WHAT THE TASK ASKS. Retype the records from their first line through the line containing "x-tick-label: 100 — [192, 342, 221, 361]", including both of those lines.

(Element and box listings)
——————
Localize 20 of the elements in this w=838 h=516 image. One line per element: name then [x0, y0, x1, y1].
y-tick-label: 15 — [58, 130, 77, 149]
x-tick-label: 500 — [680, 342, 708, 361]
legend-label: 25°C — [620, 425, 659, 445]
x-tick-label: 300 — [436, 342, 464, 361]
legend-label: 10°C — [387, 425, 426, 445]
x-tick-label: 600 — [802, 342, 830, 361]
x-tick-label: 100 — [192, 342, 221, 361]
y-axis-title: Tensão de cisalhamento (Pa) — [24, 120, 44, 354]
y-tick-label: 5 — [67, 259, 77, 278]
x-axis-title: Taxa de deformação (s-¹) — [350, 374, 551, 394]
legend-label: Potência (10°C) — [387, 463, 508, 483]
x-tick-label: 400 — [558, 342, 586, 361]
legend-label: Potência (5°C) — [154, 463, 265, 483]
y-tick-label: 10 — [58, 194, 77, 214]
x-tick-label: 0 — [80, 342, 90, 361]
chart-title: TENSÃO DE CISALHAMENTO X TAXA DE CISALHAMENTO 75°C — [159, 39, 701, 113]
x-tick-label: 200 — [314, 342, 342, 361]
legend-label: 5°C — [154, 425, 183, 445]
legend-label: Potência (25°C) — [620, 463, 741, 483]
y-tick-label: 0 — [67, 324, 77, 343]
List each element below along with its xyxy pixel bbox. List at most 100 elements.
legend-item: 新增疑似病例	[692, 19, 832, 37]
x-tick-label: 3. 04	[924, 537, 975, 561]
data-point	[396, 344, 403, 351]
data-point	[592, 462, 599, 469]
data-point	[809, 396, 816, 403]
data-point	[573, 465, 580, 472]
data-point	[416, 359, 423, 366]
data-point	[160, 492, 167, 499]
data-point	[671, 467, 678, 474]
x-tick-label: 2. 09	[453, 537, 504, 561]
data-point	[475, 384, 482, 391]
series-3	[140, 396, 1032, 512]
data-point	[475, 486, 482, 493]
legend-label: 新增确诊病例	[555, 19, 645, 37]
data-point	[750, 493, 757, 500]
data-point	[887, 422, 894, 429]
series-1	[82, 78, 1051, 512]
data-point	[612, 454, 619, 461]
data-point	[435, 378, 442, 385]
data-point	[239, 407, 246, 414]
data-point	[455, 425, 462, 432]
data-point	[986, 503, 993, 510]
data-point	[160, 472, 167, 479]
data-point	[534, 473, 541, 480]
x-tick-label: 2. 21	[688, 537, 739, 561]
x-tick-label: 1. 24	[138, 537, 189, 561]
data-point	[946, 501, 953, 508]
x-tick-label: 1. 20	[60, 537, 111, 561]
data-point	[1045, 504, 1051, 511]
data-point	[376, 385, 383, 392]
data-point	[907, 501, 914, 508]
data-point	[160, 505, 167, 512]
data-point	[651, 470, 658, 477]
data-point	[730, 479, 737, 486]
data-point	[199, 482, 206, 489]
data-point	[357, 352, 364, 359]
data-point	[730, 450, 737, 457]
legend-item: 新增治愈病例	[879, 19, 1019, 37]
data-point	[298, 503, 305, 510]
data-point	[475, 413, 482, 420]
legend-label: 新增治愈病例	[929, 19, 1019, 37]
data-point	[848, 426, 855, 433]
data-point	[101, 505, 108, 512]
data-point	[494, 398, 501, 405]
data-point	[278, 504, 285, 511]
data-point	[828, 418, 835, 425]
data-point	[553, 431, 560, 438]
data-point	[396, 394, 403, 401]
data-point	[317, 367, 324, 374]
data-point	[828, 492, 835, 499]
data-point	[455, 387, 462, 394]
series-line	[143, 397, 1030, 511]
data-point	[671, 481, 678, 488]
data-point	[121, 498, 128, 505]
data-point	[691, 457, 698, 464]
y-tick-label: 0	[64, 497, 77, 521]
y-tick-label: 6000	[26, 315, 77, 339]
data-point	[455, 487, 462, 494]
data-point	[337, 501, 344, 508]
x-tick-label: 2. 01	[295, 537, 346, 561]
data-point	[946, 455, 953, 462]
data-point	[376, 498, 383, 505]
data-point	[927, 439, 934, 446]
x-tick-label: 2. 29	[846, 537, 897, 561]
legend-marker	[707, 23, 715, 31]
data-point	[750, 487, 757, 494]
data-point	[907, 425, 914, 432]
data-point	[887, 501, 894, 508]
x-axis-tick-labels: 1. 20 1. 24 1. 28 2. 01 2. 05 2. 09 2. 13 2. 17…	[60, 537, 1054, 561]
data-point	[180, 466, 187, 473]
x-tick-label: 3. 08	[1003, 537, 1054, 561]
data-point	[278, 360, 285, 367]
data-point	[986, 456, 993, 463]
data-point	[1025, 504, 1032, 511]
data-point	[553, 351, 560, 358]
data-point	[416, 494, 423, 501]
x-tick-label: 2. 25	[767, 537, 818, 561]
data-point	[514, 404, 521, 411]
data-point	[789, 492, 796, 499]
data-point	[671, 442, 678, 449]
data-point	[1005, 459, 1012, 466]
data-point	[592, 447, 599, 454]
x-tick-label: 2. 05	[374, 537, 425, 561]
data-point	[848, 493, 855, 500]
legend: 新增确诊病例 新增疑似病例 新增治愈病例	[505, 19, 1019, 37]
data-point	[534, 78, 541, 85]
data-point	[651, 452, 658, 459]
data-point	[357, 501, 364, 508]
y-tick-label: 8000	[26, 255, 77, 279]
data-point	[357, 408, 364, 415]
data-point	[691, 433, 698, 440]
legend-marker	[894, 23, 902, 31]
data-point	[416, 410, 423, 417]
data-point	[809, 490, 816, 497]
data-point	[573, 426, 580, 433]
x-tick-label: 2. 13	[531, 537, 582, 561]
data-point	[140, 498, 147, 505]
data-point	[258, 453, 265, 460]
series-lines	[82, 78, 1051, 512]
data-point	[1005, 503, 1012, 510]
——————
SOLUTION FOR THIS TASK.
Localize 20 of the elements in this w=838 h=516 image. One line per element: name then [x0, y0, x1, y1].
y-tick-label: 15 — [58, 130, 77, 149]
x-tick-label: 500 — [680, 342, 708, 361]
legend-label: 25°C — [620, 425, 659, 445]
x-tick-label: 300 — [436, 342, 464, 361]
legend-label: 10°C — [387, 425, 426, 445]
x-tick-label: 600 — [802, 342, 830, 361]
x-tick-label: 100 — [192, 342, 221, 361]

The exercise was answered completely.